[Stored items]

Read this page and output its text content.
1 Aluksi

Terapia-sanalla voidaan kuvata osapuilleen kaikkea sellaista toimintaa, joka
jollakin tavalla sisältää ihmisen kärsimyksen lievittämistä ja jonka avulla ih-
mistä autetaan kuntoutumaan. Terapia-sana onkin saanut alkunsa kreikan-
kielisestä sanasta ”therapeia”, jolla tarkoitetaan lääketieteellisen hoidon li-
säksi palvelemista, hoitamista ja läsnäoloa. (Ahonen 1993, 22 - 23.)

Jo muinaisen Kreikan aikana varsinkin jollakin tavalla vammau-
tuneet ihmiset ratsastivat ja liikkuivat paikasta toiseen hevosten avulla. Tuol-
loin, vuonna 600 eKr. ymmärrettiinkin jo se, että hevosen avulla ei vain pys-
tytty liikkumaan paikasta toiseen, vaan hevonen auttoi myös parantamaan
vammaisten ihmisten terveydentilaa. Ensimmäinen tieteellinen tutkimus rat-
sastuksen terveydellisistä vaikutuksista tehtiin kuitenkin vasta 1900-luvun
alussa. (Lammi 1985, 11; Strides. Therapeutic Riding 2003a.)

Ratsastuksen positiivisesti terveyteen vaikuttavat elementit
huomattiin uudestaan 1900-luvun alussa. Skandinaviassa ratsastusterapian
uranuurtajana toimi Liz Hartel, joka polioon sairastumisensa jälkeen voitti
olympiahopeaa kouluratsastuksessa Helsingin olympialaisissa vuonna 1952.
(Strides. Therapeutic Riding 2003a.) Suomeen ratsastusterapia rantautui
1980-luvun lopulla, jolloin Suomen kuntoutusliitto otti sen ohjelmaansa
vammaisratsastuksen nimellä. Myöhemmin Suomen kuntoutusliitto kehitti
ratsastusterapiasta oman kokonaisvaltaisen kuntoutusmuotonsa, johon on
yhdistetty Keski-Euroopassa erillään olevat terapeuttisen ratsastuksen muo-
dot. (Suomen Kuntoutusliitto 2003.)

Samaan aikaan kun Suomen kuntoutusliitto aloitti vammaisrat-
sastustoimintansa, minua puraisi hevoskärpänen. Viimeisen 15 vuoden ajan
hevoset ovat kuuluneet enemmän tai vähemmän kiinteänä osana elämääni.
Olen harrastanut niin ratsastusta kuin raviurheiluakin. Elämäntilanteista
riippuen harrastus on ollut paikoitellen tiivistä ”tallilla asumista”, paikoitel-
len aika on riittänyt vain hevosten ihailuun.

• [Your objective]: From the records above, pick out and copy each line holding the word "toiseen".

• [Problem solution]:
tuneet ihmiset ratsastivat ja liikkuivat paikasta toiseen hevosten avulla. Tuol-
tytty liikkumaan paikasta toiseen, vaan hevonen auttoi myös parantamaan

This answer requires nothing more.